### Data shown

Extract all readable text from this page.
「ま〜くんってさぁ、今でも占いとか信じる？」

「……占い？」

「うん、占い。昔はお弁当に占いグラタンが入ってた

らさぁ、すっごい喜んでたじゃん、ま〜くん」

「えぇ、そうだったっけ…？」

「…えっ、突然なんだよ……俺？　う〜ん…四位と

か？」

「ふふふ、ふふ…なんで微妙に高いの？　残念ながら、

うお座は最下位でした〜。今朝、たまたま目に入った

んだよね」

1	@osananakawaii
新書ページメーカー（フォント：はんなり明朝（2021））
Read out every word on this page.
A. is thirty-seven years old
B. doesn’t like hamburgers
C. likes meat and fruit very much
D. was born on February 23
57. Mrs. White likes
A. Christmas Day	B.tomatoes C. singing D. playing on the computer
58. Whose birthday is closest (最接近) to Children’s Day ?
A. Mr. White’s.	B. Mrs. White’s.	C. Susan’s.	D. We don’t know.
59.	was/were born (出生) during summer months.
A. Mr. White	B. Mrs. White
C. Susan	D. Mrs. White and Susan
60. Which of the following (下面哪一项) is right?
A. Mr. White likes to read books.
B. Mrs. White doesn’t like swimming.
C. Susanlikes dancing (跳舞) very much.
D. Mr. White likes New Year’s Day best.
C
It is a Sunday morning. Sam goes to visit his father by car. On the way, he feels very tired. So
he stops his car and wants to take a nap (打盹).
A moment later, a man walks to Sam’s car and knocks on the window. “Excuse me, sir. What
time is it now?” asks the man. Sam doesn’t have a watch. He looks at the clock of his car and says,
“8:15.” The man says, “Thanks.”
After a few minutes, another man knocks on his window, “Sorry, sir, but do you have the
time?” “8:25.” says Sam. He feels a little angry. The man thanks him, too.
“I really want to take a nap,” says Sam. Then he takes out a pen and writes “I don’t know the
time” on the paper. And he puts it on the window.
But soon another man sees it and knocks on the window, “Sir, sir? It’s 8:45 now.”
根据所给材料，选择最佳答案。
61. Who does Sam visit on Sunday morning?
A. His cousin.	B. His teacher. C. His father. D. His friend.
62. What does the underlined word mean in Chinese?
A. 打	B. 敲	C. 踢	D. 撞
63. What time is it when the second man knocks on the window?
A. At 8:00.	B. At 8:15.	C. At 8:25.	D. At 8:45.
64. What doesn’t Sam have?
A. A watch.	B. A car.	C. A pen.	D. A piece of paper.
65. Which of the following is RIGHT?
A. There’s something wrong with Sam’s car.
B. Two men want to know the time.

### What the exercise asks
The full set of records should be duplicated exactly.

### Final result
Extract all readable text from this page.
「ま〜くんってさぁ、今でも占いとか信じる？」

「……占い？」

「うん、占い。昔はお弁当に占いグラタンが入ってた

らさぁ、すっごい喜んでたじゃん、ま〜くん」

「えぇ、そうだったっけ…？」

「…えっ、突然なんだよ……俺？　う〜ん…四位と

か？」

「ふふふ、ふふ…なんで微妙に高いの？　残念ながら、

うお座は最下位でした〜。今朝、たまたま目に入った

んだよね」

1	@osananakawaii
新書ページメーカー（フォント：はんなり明朝（2021））
Read out every word on this page.
A. is thirty-seven years old
B. doesn’t like hamburgers
C. likes meat and fruit very much
D. was born on February 23
57. Mrs. White likes
A. Christmas Day	B.tomatoes C. singing D. playing on the computer
58. Whose birthday is closest (最接近) to Children’s Day ?
A. Mr. White’s.	B. Mrs. White’s.	C. Susan’s.	D. We don’t know.
59.	was/were born (出生) during summer months.
A. Mr. White	B. Mrs. White
C. Susan	D. Mrs. White and Susan
60. Which of the following (下面哪一项) is right?
A. Mr. White likes to read books.
B. Mrs. White doesn’t like swimming.
C. Susanlikes dancing (跳舞) very much.
D. Mr. White likes New Year’s Day best.
C
It is a Sunday morning. Sam goes to visit his father by car. On the way, he feels very tired. So
he stops his car and wants to take a nap (打盹).
A moment later, a man walks to Sam’s car and knocks on the window. “Excuse me, sir. What
time is it now?” asks the man. Sam doesn’t have a watch. He looks at the clock of his car and says,
“8:15.” The man says, “Thanks.”
After a few minutes, another man knocks on his window, “Sorry, sir, but do you have the
time?” “8:25.” says Sam. He feels a little angry. The man thanks him, too.
“I really want to take a nap,” says Sam. Then he takes out a pen and writes “I don’t know the
time” on the paper. And he puts it on the window.
But soon another man sees it and knocks on the window, “Sir, sir? It’s 8:45 now.”
根据所给材料，选择最佳答案。
61. Who does Sam visit on Sunday morning?
A. His cousin.	B. His teacher. C. His father. D. His friend.
62. What does the underlined word mean in Chinese?
A. 打	B. 敲	C. 踢	D. 撞
63. What time is it when the second man knocks on the window?
A. At 8:00.	B. At 8:15.	C. At 8:25.	D. At 8:45.
64. What doesn’t Sam have?
A. A watch.	B. A car.	C. A pen.	D. A piece of paper.
65. Which of the following is RIGHT?
A. There’s something wrong with Sam’s car.
B. Two men want to know the time.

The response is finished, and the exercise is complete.